We've had successful visual effect shows and successful animated
features that have relied on completely different approaches to color.
Different configurations. Same library. Same plugins. This approach
is what we want to share with OCIO. From my perspective, there's
minimal amount of SPI-ness left in OCIO at this point. And the major
conceptual assumptions we've made are probably best left in there,
lest we screw up the good in pursuit of perfect.

I have no misconceptions that OCIO will solve 100% of the color
problems out there, but if it's flexible enough to let the majority
of facilities (both big and small) plug into it, then it will at least
be a step in the right direction.

You are allowed to strongly disagree. I like learning new things. :)

-- Jeremy


Malcolm Humphreys <malcolmh...@...>
 


I'm not sure what promoting the reference colorspace to something
special - either in the API or the format - buys us. Can you provide
details on how this would make things simpler (or any other benefits
you see)?
 
Mostly I see this is for notation, right now profiles infer that all to_reference and from_reference entires go to/from the same reference space.

But I don't need a reference space in 'roles:' or even in 'colorspaces:' for ocio to work. This really isn't a problem if all your reference spaces are the same for all profiles across jobs.

It gets just a little murky when you open the possibilities of different connection spaces in different profiles.

Coming clean, I have to admit that in our internal SPI Color library
(the predecessor to OCIO) we actually never exposed a function call to
query the name of the reference colorspace in 7 years of use. There
was always a call to query scene linear, but the fact that this also
happened to be the internal profile connection space was never
relevant to end users.
 
Well thats another option, enforce scene_linear as the reference space for all profiles (I would recommend using that as the working space anyhow).

I'm just not sure if that will make it tricker for uptake at smaller shops which would be mostly working in some type of display linear pipe.

My thought in adding it to OCIO was for completeness sake when
spec'ing out the ROLE listings, but until it has an obvious use case
perhaps we should remove ROLE_REFERENCE? It can always be added back
in, when needed. (This is probably the API corollary to premature
optimization, where you speculatively add a feature that only adds to
confusion and in practice is never used).
 
I would remove it till it is needed.

I do believe that understanding what a particular color configuration
uses as its connection space is critical, but in my opinion this is
best solved textually at a configuration level (i.e. config docs).

Thoughts?
 
Thats not so good if people are sending around profiles with out docs.. 'hmm this profile seems funky but I don't know why, oh and the docs are out of date..' moments.

In terms of your specific suggestions, I think I would prefer to have
the reference color space just be another colorspace, with no
particular distinction. While it doesn't have a transform block, it
does have all the other colorspace markup, so it really does feel
'colorspace-like'. I could also foresee a situation where someone was
using the connection space implicitly, and it wasn't intended to be
either named or used by the end user. (We havent done this, but I see
no reason to disallow it).
 
I agree I think having it as a normal colorspace is good, just if there was a specific tag at the top of the profile which told which colorspace was the references space. We could also barf when that colorspace isn't defined in the 'colorspaces:' section.

The use case I keep thinking about is dealing with two profiles with different reference spaces, but maybe this is just over complicating things for where we are right now.

_DATA ENTRIES_
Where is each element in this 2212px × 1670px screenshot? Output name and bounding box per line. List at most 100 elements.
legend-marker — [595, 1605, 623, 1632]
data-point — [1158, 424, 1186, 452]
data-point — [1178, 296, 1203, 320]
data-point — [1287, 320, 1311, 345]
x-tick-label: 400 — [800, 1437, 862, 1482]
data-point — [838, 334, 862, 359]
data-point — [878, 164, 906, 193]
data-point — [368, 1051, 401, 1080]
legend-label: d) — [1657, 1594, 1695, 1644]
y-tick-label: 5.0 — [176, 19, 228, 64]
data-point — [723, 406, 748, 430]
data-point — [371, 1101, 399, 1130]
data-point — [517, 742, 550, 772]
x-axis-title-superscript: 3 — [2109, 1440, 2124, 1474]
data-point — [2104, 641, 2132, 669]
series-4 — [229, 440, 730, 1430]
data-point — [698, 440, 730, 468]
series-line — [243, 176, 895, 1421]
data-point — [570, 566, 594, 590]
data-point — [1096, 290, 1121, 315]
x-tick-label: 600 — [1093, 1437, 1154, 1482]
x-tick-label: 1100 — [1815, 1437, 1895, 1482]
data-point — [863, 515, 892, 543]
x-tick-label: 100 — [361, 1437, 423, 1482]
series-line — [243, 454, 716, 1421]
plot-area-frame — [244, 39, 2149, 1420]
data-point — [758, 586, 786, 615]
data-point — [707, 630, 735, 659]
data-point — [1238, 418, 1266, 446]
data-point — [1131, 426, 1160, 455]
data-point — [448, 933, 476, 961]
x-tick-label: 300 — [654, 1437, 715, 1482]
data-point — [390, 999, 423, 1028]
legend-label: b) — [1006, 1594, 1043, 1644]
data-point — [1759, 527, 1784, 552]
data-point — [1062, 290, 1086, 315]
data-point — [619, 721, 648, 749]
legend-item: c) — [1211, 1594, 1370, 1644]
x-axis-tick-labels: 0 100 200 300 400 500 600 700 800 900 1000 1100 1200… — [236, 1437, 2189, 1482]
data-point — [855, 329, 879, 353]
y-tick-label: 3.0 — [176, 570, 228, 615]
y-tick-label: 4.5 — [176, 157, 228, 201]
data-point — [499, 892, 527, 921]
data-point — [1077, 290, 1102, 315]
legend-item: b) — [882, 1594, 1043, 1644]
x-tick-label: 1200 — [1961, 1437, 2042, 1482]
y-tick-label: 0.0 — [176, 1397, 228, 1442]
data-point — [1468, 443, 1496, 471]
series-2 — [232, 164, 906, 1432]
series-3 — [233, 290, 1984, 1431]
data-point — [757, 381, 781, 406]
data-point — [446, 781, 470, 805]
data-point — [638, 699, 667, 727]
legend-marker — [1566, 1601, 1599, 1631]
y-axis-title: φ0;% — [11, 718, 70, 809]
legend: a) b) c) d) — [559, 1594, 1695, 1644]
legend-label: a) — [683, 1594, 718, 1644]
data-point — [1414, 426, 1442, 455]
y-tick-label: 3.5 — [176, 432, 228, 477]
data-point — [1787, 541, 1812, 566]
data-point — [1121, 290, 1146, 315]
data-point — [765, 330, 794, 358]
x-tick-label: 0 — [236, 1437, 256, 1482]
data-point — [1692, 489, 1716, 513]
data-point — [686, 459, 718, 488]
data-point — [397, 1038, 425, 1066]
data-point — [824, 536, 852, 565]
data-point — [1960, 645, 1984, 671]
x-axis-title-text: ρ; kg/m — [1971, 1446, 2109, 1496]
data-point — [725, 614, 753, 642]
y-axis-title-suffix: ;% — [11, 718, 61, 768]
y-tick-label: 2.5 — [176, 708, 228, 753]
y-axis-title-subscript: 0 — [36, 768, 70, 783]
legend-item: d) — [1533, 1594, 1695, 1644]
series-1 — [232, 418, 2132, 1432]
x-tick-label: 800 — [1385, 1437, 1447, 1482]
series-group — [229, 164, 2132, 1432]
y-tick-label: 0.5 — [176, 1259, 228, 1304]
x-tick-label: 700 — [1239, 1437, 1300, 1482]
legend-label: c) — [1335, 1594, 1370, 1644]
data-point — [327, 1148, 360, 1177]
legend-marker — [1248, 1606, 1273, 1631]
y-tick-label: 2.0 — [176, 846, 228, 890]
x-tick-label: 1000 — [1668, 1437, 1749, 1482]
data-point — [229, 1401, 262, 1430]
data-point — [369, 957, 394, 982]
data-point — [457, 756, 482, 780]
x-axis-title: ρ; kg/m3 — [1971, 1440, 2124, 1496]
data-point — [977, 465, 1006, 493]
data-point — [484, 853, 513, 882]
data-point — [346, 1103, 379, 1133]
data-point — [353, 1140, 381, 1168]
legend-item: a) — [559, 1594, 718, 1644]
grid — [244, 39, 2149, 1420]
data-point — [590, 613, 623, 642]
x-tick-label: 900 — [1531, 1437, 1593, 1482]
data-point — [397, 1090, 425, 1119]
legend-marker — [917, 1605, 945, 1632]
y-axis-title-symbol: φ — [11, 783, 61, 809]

_TO-DO LIST_
1. In the OCIO discussion, for how many years was the internal SPI Color library used without a function call that queried the name of the reference colorspace?
2. In the OCIO discussion, list the short sentence fragments that come right after the sentence ending "completely different approaches to color."
3. From the OCIO discussion, write out the passage that begins at the words "I'm not sure" and stops after "in different profiles.".

_TASK SOLUTIONS_
1. 7 years.

2.
Different configurations.
Same library.
Same plugins.

3.
I'm not sure what promoting the reference colorspace to something
special - either in the API or the format - buys us. Can you provide
details on how this would make things simpler (or any other benefits
you see)?
 
Mostly I see this is for notation, right now profiles infer that all to_reference and from_reference entires go to/from the same reference space.

But I don't need a reference space in 'roles:' or even in 'colorspaces:' for ocio to work. This really isn't a problem if all your reference spaces are the same for all profiles across jobs.

It gets just a little murky when you open the possibilities of different connection spaces in different profiles.